Lines of data
═══

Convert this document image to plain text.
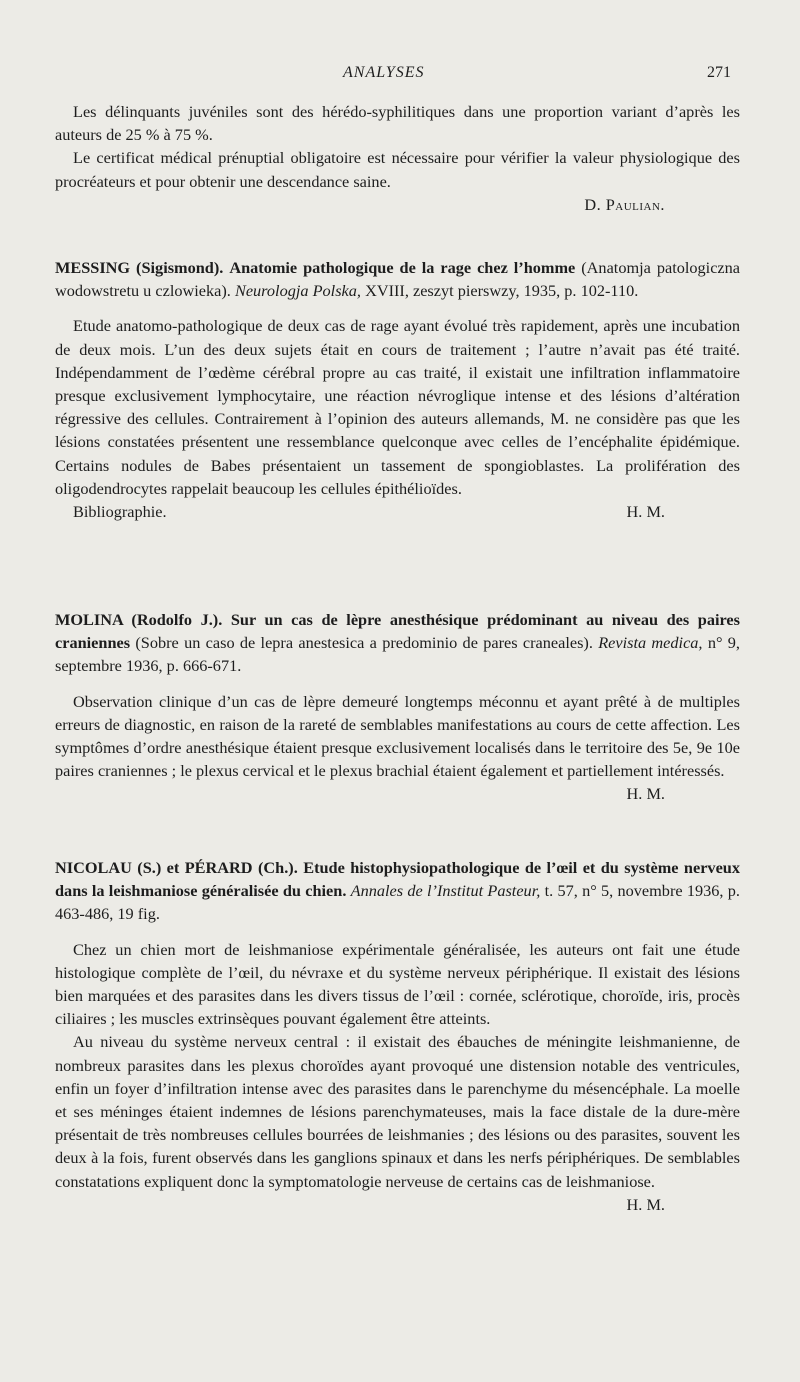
ANALYSES	271

Les délinquants juvéniles sont des hérédo-syphilitiques dans une proportion variant d’après les auteurs de 25 % à 75 %.

Le certificat médical prénuptial obligatoire est nécessaire pour vérifier la valeur physiologique des procréateurs et pour obtenir une descendance saine.

D. Paulian.

MESSING (Sigismond). Anatomie pathologique de la rage chez l’homme (Anatomja patologiczna wodowstretu u czlowieka). Neurologja Polska, XVIII, zeszyt pierswzy, 1935, p. 102-110.

Etude anatomo-pathologique de deux cas de rage ayant évolué très rapidement, après une incubation de deux mois. L’un des deux sujets était en cours de traitement ; l’autre n’avait pas été traité. Indépendamment de l’œdème cérébral propre au cas traité, il existait une infiltration inflammatoire presque exclusivement lymphocytaire, une réaction névroglique intense et des lésions d’altération régressive des cellules. Contrairement à l’opinion des auteurs allemands, M. ne considère pas que les lésions constatées présentent une ressemblance quelconque avec celles de l’encéphalite épidémique. Certains nodules de Babes présentaient un tassement de spongioblastes. La prolifération des oligodendrocytes rappelait beaucoup les cellules épithélioïdes.

Bibliographie.	H. M.

MOLINA (Rodolfo J.). Sur un cas de lèpre anesthésique prédominant au niveau des paires craniennes (Sobre un caso de lepra anestesica a predominio de pares craneales). Revista medica, n° 9, septembre 1936, p. 666-671.

Observation clinique d’un cas de lèpre demeuré longtemps méconnu et ayant prêté à de multiples erreurs de diagnostic, en raison de la rareté de semblables manifestations au cours de cette affection. Les symptômes d’ordre anesthésique étaient presque exclusivement localisés dans le territoire des 5e, 9e 10e paires craniennes ; le plexus cervical et le plexus brachial étaient également et partiellement intéressés.

H. M.

NICOLAU (S.) et PÉRARD (Ch.). Etude histophysiopathologique de l’œil et du système nerveux dans la leishmaniose généralisée du chien. Annales de l’Institut Pasteur, t. 57, n° 5, novembre 1936, p. 463-486, 19 fig.

Chez un chien mort de leishmaniose expérimentale généralisée, les auteurs ont fait une étude histologique complète de l’œil, du névraxe et du système nerveux périphérique. Il existait des lésions bien marquées et des parasites dans les divers tissus de l’œil : cornée, sclérotique, choroïde, iris, procès ciliaires ; les muscles extrinsèques pouvant également être atteints.

Au niveau du système nerveux central : il existait des ébauches de méningite leishmanienne, de nombreux parasites dans les plexus choroïdes ayant provoqué une distension notable des ventricules, enfin un foyer d’infiltration intense avec des parasites dans le parenchyme du mésencéphale. La moelle et ses méninges étaient indemnes de lésions parenchymateuses, mais la face distale de la dure-mère présentait de très nombreuses cellules bourrées de leishmanies ; des lésions ou des parasites, souvent les deux à la fois, furent observés dans les ganglions spinaux et dans les nerfs périphériques. De semblables constatations expliquent donc la symptomatologie nerveuse de certains cas de leishmaniose.
H. M.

═══

_Objective_.
State the number of lines in the data that include the string "anesthésique", and add nothing else.

_Correct result_.
2